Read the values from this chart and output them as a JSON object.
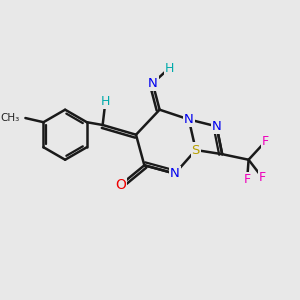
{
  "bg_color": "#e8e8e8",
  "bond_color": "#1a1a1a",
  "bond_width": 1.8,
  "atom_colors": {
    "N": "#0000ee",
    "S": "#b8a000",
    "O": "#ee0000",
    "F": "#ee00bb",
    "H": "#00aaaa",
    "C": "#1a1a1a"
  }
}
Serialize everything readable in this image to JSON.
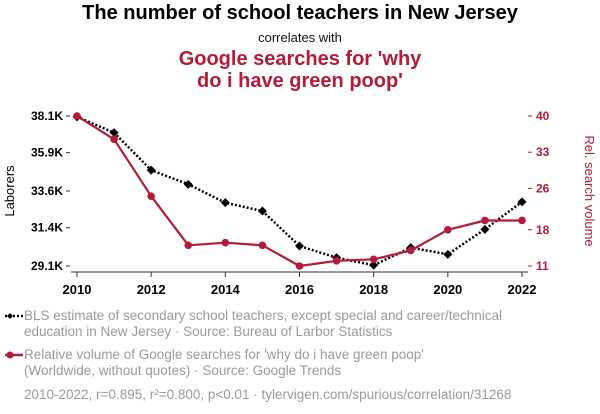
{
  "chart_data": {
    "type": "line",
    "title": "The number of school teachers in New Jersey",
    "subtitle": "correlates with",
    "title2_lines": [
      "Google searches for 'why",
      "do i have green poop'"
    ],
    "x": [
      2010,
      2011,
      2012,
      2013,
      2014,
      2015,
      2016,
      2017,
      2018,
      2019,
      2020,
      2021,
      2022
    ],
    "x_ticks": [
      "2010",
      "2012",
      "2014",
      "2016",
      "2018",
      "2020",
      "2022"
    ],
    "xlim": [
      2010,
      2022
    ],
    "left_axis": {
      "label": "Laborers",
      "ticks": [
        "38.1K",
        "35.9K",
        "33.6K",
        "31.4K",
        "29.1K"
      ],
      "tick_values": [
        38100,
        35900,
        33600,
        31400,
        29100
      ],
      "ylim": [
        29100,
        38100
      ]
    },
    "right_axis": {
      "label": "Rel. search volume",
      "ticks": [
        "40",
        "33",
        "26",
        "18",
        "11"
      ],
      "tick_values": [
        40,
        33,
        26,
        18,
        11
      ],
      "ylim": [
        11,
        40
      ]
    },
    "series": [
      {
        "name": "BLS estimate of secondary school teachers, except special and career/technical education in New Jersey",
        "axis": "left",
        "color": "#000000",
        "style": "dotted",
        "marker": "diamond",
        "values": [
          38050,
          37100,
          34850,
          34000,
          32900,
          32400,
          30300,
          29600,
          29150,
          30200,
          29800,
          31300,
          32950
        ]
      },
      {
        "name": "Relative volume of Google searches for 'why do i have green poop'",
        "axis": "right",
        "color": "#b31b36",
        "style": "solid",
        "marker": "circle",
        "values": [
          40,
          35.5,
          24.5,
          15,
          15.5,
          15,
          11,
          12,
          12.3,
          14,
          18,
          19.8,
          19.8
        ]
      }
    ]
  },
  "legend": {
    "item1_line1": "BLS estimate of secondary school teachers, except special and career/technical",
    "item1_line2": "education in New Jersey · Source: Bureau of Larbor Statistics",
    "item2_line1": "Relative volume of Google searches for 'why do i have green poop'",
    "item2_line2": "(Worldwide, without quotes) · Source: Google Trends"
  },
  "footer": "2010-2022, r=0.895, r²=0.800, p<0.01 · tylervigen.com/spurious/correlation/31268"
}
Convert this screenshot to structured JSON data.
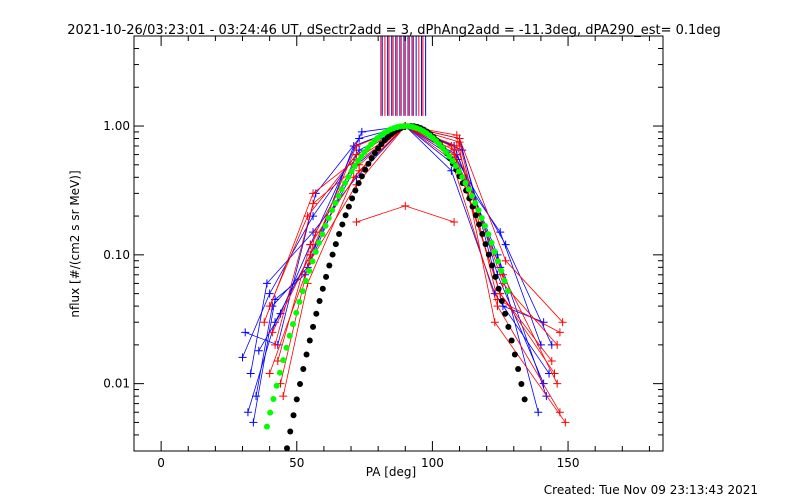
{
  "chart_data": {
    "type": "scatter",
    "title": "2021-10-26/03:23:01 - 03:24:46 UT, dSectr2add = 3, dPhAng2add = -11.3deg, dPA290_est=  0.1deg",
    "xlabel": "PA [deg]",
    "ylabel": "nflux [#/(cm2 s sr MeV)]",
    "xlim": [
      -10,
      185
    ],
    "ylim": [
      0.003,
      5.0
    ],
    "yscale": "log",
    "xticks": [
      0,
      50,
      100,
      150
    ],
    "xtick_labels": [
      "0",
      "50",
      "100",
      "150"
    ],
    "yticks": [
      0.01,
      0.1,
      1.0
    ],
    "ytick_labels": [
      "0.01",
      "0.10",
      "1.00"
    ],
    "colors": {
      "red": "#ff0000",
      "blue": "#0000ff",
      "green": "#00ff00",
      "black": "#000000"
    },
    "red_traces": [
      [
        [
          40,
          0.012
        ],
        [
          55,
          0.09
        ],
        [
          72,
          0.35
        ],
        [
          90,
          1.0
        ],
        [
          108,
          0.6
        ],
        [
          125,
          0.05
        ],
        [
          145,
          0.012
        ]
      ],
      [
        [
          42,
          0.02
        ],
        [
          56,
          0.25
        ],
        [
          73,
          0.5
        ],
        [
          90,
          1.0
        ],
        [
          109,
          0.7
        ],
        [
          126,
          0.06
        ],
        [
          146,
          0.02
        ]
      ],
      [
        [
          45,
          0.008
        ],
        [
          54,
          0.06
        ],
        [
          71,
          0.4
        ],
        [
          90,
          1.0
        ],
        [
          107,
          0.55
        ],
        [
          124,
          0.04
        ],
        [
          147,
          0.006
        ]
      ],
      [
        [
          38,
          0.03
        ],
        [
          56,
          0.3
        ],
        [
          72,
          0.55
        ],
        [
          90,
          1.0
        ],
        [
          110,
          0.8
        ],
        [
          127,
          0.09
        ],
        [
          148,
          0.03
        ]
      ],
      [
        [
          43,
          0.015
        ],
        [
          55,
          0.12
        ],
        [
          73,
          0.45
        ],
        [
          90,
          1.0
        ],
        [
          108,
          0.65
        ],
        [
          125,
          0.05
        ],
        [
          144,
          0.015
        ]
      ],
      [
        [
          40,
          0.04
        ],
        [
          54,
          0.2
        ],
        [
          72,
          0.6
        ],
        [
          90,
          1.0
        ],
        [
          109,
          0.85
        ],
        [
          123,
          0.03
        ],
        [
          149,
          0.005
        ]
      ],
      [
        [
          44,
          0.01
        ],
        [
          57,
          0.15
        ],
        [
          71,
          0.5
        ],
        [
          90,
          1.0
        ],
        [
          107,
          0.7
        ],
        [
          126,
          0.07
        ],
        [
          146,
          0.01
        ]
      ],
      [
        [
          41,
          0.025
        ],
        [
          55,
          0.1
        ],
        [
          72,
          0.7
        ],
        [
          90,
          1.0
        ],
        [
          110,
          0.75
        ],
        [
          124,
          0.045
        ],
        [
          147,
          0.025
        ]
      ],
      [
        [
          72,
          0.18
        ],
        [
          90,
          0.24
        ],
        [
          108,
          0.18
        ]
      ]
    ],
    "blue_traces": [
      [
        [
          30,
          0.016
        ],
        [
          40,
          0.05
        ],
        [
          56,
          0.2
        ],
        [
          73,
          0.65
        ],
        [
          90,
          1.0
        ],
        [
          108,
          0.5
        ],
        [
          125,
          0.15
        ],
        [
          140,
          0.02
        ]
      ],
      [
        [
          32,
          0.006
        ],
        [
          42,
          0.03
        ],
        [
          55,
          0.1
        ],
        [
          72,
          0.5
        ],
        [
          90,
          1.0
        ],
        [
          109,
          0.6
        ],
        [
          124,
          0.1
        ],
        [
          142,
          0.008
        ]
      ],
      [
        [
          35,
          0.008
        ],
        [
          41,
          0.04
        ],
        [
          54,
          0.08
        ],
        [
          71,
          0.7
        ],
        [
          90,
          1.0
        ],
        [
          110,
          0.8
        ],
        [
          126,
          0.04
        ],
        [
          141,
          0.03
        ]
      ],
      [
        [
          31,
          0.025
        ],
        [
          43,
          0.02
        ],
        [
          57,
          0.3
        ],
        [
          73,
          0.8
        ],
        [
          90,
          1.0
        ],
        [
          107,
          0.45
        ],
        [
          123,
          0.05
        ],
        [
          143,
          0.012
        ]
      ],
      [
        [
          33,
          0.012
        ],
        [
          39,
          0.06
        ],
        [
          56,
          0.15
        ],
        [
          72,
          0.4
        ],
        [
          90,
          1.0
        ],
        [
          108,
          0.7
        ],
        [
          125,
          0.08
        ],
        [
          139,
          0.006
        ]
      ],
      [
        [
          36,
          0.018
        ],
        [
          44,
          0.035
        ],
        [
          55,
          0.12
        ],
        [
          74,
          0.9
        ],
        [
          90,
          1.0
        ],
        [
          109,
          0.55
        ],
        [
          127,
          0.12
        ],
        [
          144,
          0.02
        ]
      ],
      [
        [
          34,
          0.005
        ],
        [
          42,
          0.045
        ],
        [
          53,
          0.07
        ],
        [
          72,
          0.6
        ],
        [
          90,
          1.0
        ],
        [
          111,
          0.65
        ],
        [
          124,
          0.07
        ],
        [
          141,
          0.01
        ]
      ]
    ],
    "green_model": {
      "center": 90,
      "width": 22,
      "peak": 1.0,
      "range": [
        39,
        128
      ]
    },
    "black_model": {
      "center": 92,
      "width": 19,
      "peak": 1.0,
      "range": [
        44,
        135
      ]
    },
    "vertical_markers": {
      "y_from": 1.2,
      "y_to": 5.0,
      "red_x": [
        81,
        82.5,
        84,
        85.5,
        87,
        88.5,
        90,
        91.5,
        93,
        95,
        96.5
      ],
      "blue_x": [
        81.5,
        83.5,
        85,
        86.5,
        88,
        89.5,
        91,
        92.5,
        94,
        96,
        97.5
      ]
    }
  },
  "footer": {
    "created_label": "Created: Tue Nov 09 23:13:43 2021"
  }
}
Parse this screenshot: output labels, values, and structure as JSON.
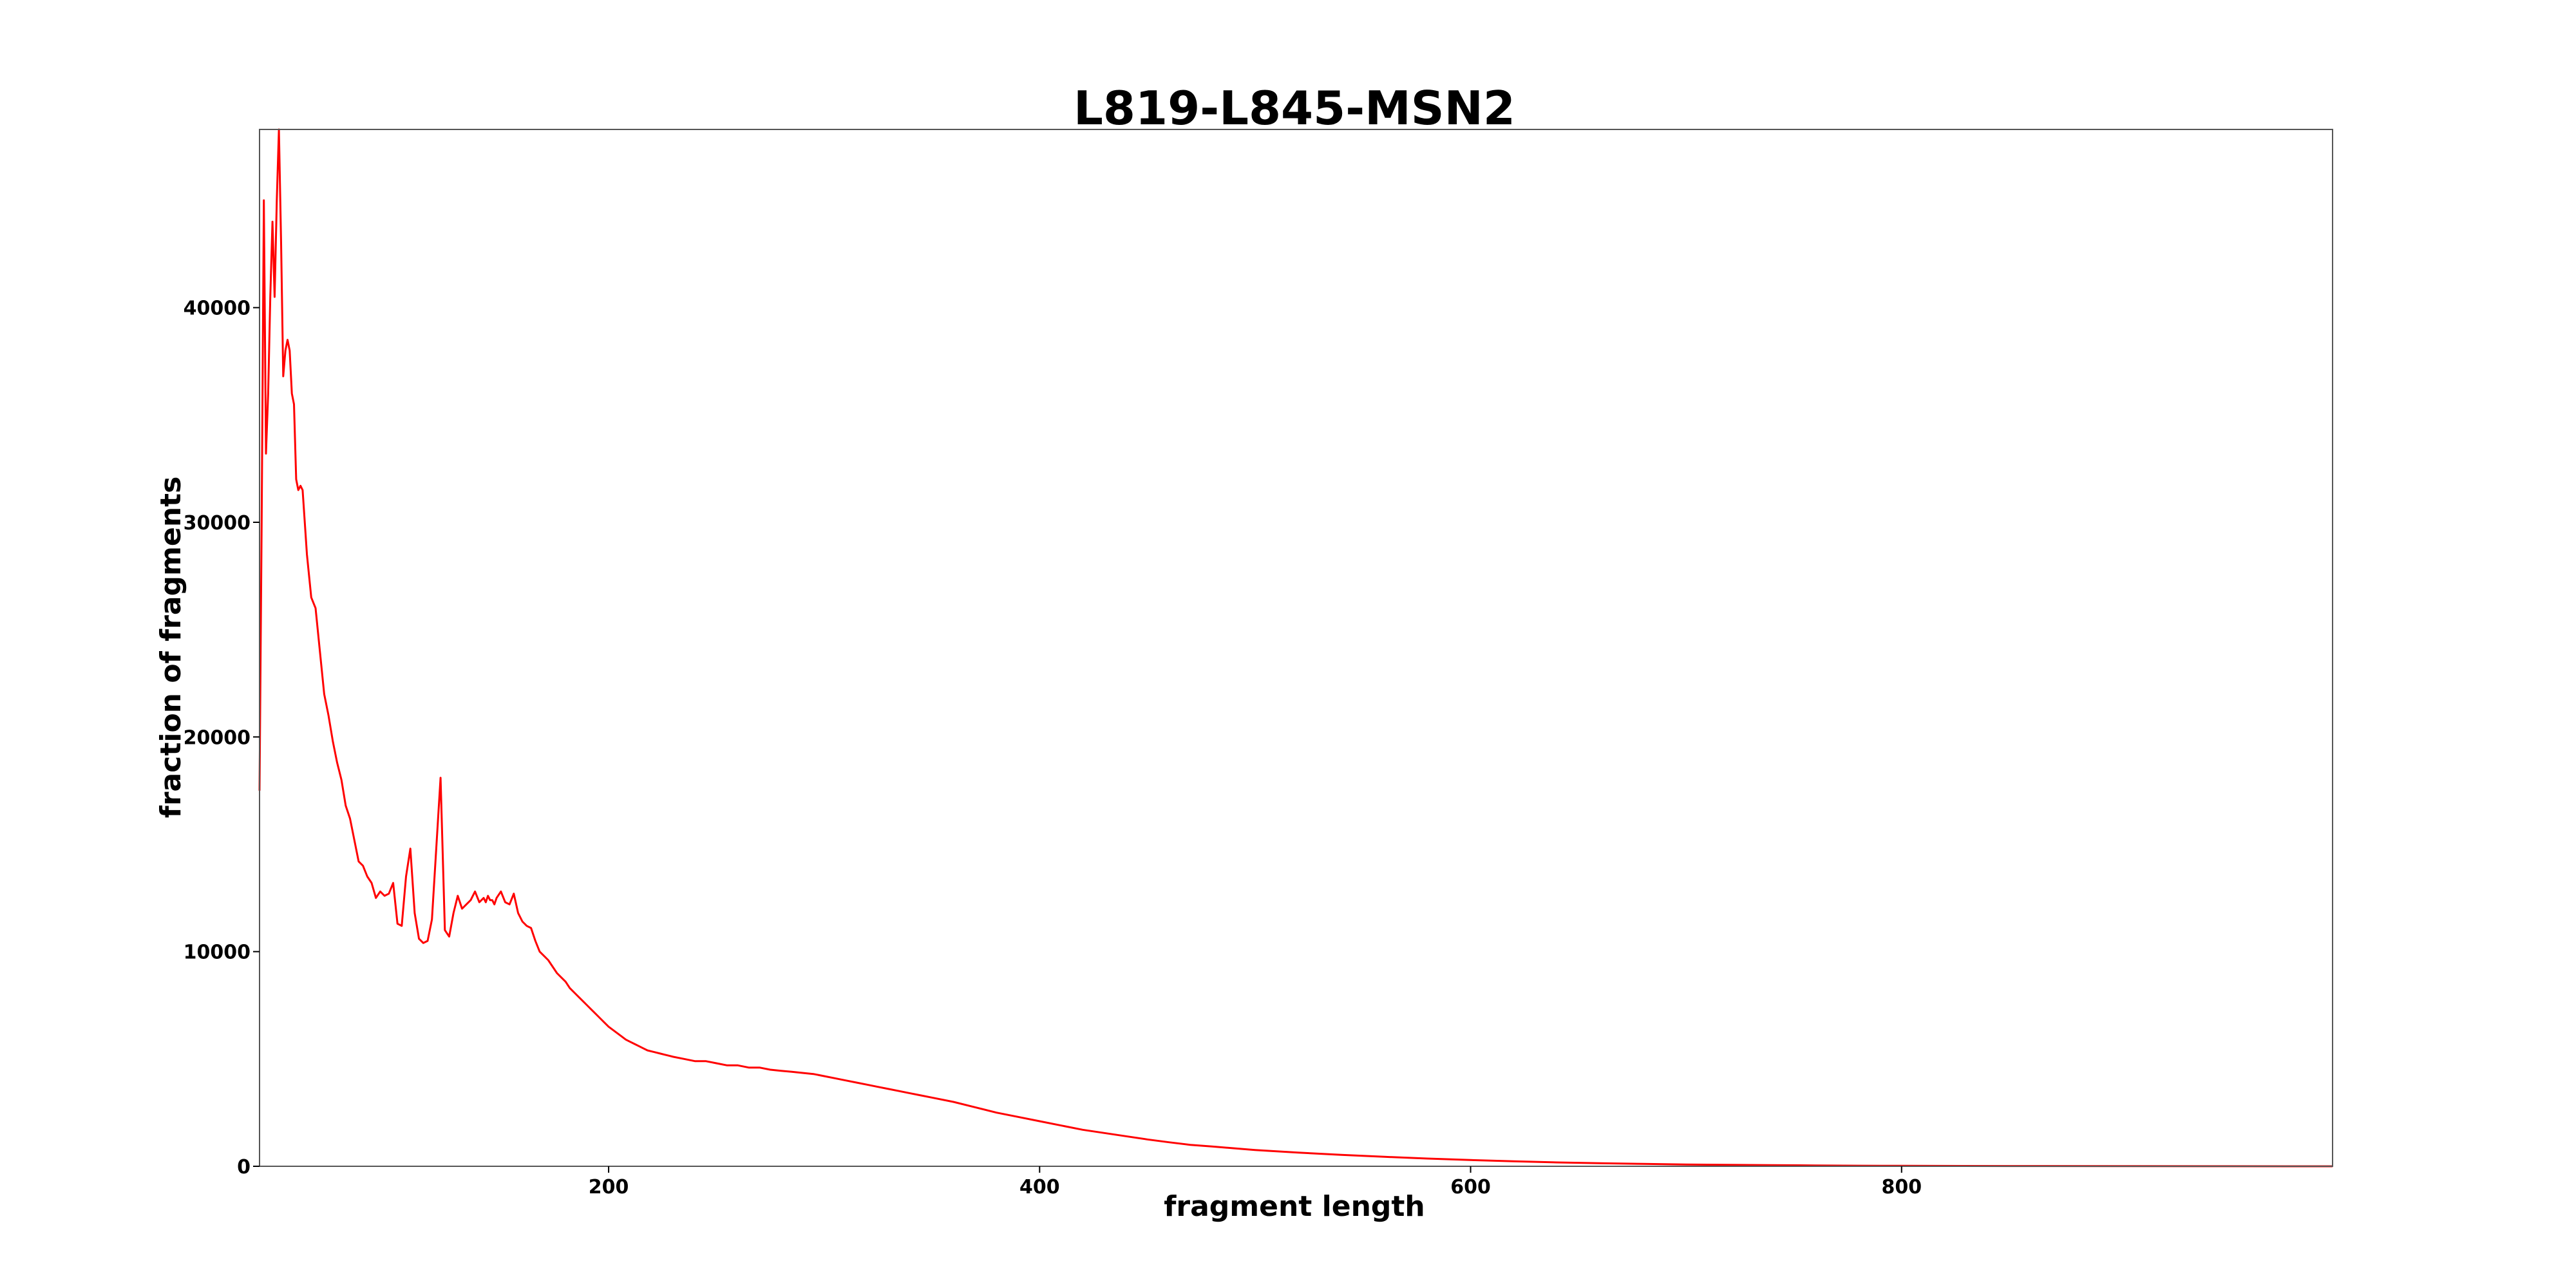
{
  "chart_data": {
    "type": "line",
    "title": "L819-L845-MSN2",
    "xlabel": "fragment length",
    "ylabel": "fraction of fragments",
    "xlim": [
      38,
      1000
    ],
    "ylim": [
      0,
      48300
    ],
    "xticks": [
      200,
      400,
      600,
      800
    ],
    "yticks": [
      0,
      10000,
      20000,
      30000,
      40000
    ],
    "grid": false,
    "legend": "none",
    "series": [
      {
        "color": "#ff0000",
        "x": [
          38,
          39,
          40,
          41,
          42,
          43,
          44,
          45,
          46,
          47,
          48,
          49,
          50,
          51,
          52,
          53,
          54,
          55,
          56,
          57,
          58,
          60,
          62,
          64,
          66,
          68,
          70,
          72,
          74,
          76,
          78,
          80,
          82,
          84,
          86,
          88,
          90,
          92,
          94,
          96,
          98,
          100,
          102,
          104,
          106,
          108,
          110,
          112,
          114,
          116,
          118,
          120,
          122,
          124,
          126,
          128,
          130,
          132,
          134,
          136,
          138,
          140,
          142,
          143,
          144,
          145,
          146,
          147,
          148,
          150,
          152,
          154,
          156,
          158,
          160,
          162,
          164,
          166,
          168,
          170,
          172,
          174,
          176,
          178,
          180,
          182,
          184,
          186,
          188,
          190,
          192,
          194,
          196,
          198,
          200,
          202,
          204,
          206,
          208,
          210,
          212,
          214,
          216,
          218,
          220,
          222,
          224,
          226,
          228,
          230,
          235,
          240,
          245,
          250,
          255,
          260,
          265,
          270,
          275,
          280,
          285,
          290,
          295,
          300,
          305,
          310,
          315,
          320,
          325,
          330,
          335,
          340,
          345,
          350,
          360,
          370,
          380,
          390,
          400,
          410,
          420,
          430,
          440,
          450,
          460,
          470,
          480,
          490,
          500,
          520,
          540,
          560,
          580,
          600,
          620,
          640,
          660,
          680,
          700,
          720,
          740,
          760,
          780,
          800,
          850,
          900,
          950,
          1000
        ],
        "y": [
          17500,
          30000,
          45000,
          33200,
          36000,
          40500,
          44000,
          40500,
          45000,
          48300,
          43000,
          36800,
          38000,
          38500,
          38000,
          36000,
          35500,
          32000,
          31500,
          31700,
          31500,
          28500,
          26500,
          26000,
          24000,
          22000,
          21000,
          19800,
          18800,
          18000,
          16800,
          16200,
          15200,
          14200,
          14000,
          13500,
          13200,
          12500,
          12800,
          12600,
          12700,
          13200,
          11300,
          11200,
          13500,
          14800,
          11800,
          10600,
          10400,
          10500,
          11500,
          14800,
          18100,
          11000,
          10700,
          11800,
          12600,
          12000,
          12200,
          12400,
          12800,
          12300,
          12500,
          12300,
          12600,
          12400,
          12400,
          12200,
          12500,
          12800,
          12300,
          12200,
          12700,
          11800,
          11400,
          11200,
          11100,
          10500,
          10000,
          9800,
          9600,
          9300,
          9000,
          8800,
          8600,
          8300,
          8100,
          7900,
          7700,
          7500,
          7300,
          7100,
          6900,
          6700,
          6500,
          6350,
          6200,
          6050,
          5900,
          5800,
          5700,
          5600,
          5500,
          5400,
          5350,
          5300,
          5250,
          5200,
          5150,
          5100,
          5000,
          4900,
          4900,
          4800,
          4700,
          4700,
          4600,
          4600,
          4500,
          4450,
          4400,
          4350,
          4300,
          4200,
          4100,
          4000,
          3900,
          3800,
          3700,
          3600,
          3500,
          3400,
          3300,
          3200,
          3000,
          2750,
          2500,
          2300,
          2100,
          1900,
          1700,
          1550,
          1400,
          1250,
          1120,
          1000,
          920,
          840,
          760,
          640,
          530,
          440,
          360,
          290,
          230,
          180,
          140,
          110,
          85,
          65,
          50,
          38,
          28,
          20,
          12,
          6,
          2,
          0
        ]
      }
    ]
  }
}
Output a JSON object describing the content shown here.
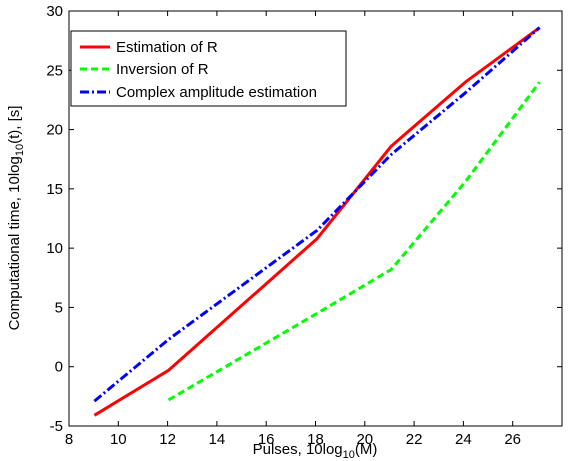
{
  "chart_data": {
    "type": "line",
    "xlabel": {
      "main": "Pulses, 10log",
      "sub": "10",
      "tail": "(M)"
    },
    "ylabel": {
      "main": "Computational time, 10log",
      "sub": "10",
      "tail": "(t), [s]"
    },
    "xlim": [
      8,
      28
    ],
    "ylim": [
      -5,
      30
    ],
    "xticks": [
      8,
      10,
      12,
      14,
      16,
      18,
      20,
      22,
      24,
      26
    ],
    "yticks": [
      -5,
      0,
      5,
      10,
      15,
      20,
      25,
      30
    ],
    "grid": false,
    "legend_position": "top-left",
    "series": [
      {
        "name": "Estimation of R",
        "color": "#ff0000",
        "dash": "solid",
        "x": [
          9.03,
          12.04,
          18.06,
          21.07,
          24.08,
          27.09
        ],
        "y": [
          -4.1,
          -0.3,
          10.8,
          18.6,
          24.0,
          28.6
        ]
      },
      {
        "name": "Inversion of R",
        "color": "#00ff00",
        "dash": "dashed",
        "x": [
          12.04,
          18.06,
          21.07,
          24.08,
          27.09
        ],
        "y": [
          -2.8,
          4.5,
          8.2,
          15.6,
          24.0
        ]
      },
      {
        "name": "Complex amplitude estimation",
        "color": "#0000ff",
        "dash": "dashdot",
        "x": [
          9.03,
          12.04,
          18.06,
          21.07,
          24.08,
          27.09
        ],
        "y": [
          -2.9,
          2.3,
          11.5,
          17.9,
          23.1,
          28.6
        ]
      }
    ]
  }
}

* _AIM OF THE TASK_
Pick out, from the lines above, every one that contains the string "estimate".

* _TASK SOLUTION_
        "name": "BLS estimate of secondary school teachers, except special and career/technical education in New Jersey",
    "item1_line1": "BLS estimate of secondary school teachers, except special and career/technical",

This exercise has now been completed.